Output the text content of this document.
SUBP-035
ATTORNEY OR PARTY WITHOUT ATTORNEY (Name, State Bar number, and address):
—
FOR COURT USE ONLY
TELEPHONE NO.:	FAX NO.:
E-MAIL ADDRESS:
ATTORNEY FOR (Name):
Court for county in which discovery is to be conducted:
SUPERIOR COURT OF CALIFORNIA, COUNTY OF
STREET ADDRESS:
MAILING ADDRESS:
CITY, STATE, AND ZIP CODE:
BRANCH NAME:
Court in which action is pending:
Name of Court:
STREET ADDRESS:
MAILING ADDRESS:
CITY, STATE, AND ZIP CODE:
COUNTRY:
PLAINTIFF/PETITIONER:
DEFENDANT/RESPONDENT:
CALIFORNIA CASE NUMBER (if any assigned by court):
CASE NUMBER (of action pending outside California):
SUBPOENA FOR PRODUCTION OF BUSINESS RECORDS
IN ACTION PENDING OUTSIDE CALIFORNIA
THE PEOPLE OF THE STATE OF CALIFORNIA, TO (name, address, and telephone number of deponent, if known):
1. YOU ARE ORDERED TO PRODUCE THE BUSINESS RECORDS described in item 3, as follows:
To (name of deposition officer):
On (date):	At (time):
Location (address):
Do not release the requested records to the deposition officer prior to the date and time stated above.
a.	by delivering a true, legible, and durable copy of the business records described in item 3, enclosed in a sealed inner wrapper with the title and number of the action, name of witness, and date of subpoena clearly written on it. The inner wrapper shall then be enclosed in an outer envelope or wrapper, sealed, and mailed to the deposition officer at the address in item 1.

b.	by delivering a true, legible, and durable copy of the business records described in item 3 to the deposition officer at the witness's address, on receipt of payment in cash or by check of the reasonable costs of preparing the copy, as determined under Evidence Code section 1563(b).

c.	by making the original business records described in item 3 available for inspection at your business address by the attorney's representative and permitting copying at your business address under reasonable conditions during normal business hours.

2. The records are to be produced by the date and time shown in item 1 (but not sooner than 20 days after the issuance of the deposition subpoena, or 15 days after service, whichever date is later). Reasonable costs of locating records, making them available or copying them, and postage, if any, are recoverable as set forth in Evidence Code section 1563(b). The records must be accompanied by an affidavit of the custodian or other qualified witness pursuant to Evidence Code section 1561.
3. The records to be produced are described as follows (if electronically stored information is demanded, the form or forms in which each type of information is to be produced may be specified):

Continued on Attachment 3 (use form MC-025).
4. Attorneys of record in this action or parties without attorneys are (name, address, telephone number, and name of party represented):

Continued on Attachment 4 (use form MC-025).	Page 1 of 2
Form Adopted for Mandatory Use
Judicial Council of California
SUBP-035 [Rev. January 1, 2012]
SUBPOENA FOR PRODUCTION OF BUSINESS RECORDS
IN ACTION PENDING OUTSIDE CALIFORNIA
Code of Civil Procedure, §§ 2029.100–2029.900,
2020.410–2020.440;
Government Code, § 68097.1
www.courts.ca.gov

REQUIREMENTS: Read the entries and select each line where the word "follows" is found.

ANSWER TO THIS TASK:
1. YOU ARE ORDERED TO PRODUCE THE BUSINESS RECORDS described in item 3, as follows:
3. The records to be produced are described as follows (if electronically stored information is demanded, the form or forms in which each type of information is to be produced may be specified):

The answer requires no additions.